All the data below goes into the copy word for word, but the pictures don't.

━━━━━━

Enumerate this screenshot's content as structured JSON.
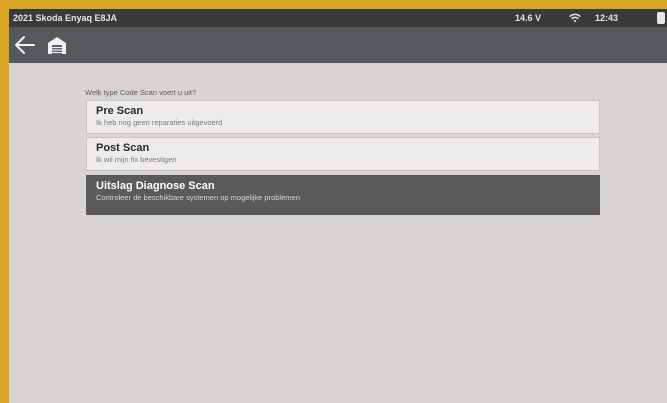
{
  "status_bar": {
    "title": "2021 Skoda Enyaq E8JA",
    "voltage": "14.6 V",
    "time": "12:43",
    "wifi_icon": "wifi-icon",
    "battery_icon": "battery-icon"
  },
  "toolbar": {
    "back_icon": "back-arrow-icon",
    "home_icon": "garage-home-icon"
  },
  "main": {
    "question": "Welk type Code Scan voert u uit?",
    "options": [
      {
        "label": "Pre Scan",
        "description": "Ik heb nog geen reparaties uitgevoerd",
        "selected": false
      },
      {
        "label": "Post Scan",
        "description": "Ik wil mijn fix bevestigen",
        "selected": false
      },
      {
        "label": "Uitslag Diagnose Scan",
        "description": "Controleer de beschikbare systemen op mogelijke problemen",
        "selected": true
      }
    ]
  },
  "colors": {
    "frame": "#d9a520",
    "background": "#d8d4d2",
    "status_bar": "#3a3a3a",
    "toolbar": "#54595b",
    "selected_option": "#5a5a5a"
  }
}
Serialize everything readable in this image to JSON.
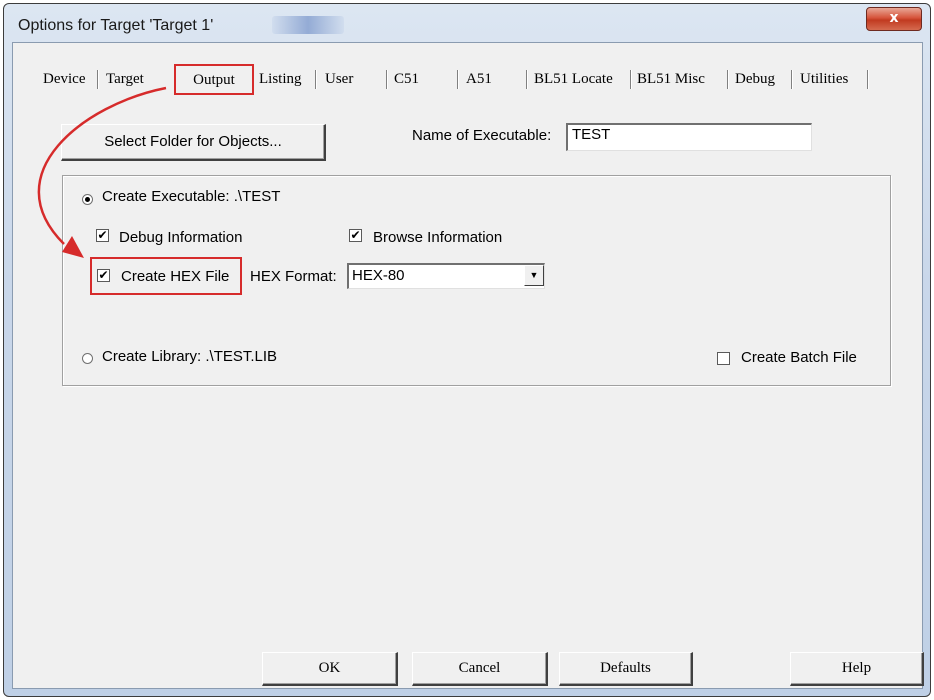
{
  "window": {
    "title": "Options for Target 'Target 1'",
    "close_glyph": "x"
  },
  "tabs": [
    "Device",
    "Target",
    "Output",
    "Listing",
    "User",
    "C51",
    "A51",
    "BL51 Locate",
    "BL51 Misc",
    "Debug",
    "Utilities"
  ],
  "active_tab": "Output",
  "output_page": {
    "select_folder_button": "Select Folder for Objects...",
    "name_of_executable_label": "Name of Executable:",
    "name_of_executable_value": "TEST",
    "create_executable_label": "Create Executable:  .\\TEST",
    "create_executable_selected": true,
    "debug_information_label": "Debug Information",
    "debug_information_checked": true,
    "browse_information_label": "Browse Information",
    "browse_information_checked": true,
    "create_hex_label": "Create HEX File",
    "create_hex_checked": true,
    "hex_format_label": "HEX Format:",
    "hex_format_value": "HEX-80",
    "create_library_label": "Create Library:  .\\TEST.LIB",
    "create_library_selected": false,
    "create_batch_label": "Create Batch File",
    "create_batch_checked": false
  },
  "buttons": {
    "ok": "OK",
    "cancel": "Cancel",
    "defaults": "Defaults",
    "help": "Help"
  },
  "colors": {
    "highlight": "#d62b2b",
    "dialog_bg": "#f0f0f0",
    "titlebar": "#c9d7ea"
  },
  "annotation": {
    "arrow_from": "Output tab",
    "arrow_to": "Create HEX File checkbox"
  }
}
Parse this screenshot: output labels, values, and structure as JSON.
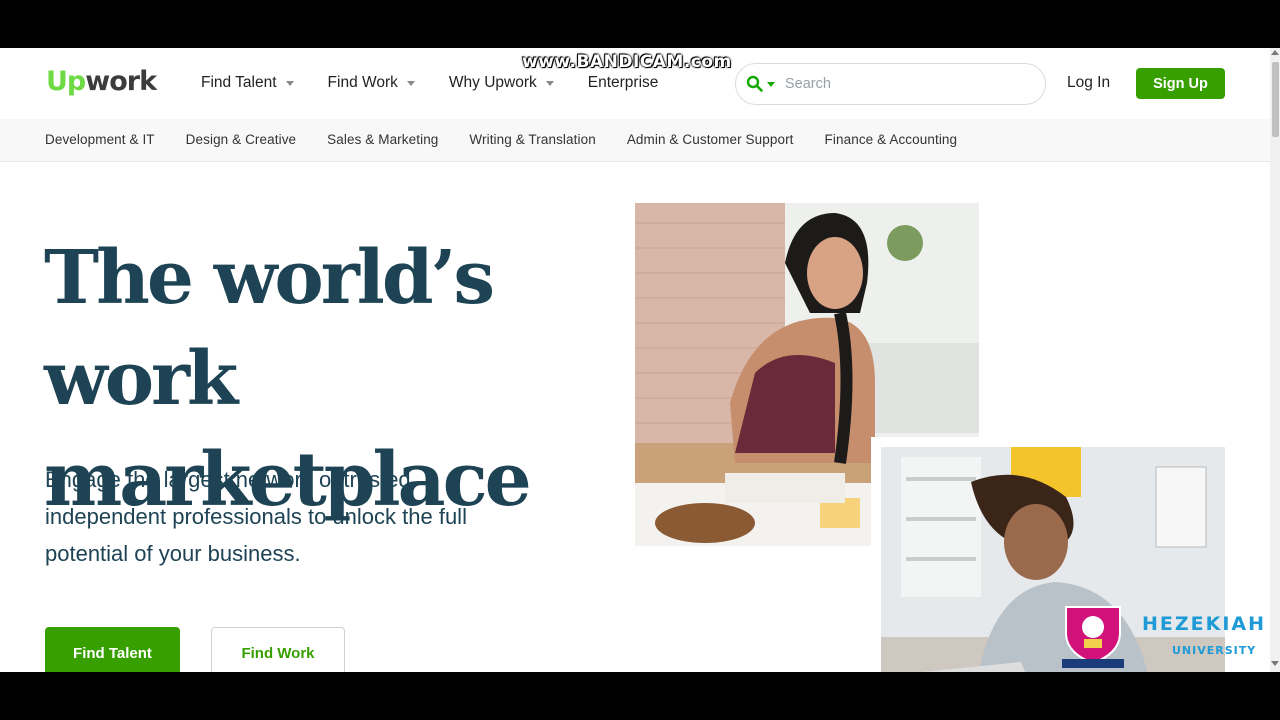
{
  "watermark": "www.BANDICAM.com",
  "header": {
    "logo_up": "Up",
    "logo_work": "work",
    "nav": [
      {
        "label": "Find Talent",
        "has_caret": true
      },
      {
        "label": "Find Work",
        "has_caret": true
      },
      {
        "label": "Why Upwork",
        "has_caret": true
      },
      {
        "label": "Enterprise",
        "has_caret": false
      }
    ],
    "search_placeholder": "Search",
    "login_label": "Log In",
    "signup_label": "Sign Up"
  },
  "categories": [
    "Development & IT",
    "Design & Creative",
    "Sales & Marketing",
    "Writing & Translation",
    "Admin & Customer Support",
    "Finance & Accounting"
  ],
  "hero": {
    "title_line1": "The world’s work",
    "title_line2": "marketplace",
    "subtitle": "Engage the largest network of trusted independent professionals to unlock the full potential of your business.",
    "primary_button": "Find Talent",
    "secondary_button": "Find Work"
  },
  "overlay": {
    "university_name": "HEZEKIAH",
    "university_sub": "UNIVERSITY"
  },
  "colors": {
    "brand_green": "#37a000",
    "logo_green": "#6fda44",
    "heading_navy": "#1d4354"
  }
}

━━━━━━

_WRITTEN SOLUTION_.
Enumerate this screenshot's content as structured JSON.
{
  "status_bar": {
    "title": "2021 Skoda Enyaq E8JA",
    "voltage": "14.6 V",
    "time": "12:43",
    "wifi_icon": "wifi-icon",
    "battery_icon": "battery-icon"
  },
  "toolbar": {
    "back_icon": "back-arrow-icon",
    "home_icon": "garage-home-icon"
  },
  "main": {
    "question": "Welk type Code Scan voert u uit?",
    "options": [
      {
        "label": "Pre Scan",
        "description": "Ik heb nog geen reparaties uitgevoerd",
        "selected": false
      },
      {
        "label": "Post Scan",
        "description": "Ik wil mijn fix bevestigen",
        "selected": false
      },
      {
        "label": "Uitslag Diagnose Scan",
        "description": "Controleer de beschikbare systemen op mogelijke problemen",
        "selected": true
      }
    ]
  },
  "colors": {
    "frame": "#d9a520",
    "background": "#d8d4d2",
    "status_bar": "#3a3a3a",
    "toolbar": "#54595b",
    "selected_option": "#5a5a5a"
  }
}
Serialize everything readable in this image to JSON.
{
  "window": {
    "title": "Options for Target 'Target 1'",
    "close_glyph": "x"
  },
  "tabs": [
    "Device",
    "Target",
    "Output",
    "Listing",
    "User",
    "C51",
    "A51",
    "BL51 Locate",
    "BL51 Misc",
    "Debug",
    "Utilities"
  ],
  "active_tab": "Output",
  "output_page": {
    "select_folder_button": "Select Folder for Objects...",
    "name_of_executable_label": "Name of Executable:",
    "name_of_executable_value": "TEST",
    "create_executable_label": "Create Executable:  .\\TEST",
    "create_executable_selected": true,
    "debug_information_label": "Debug Information",
    "debug_information_checked": true,
    "browse_information_label": "Browse Information",
    "browse_information_checked": true,
    "create_hex_label": "Create HEX File",
    "create_hex_checked": true,
    "hex_format_label": "HEX Format:",
    "hex_format_value": "HEX-80",
    "create_library_label": "Create Library:  .\\TEST.LIB",
    "create_library_selected": false,
    "create_batch_label": "Create Batch File",
    "create_batch_checked": false
  },
  "buttons": {
    "ok": "OK",
    "cancel": "Cancel",
    "defaults": "Defaults",
    "help": "Help"
  },
  "colors": {
    "highlight": "#d62b2b",
    "dialog_bg": "#f0f0f0",
    "titlebar": "#c9d7ea"
  },
  "annotation": {
    "arrow_from": "Output tab",
    "arrow_to": "Create HEX File checkbox"
  }
}
Parse this screenshot: output labels, values, and structure as JSON.
{
  "watermark": "www.BANDICAM.com",
  "header": {
    "logo_up": "Up",
    "logo_work": "work",
    "nav": [
      {
        "label": "Find Talent",
        "has_caret": true
      },
      {
        "label": "Find Work",
        "has_caret": true
      },
      {
        "label": "Why Upwork",
        "has_caret": true
      },
      {
        "label": "Enterprise",
        "has_caret": false
      }
    ],
    "search_placeholder": "Search",
    "login_label": "Log In",
    "signup_label": "Sign Up"
  },
  "categories": [
    "Development & IT",
    "Design & Creative",
    "Sales & Marketing",
    "Writing & Translation",
    "Admin & Customer Support",
    "Finance & Accounting"
  ],
  "hero": {
    "title_line1": "The world’s work",
    "title_line2": "marketplace",
    "subtitle": "Engage the largest network of trusted independent professionals to unlock the full potential of your business.",
    "primary_button": "Find Talent",
    "secondary_button": "Find Work"
  },
  "overlay": {
    "university_name": "HEZEKIAH",
    "university_sub": "UNIVERSITY"
  },
  "colors": {
    "brand_green": "#37a000",
    "logo_green": "#6fda44",
    "heading_navy": "#1d4354"
  }
}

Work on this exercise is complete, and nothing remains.